**Goal of the exercise**
Reproduce each line from the records that holds "icon".

**The data**

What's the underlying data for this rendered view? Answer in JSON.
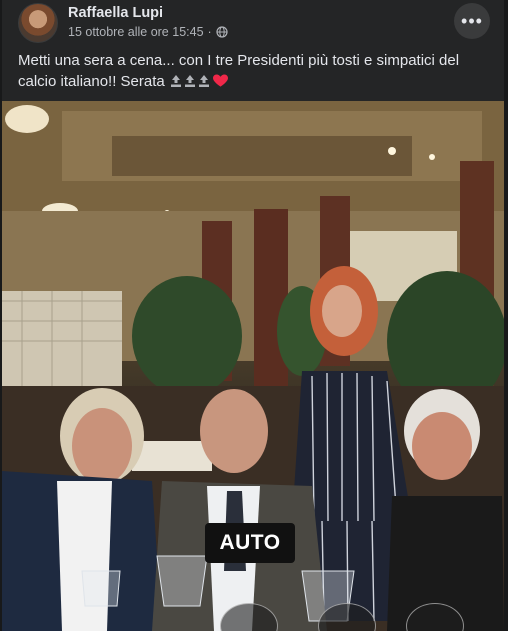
{
  "post": {
    "author": "Raffaella Lupi",
    "timestamp": "15 ottobre alle ore 15:45",
    "audience_icon": "globe-icon",
    "more_icon": "more-options-icon",
    "more_label": "•••",
    "caption_line1": "Metti una sera a cena... con I tre Presidenti più tosti e simpatici  del",
    "caption_line2_prefix": "calcio italiano!! Serata",
    "caption_emojis": [
      "top-arrow-emoji",
      "top-arrow-emoji",
      "top-arrow-emoji",
      "red-heart-emoji"
    ],
    "heart_color": "#f02849"
  },
  "photo": {
    "auto_label": "AUTO"
  },
  "colors": {
    "page_bg": "#18191a",
    "card_bg": "#242526",
    "text_primary": "#e4e6eb",
    "text_secondary": "#b0b3b8"
  }
}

**Final answer**
    "audience_icon": "globe-icon",
    "more_icon": "more-options-icon",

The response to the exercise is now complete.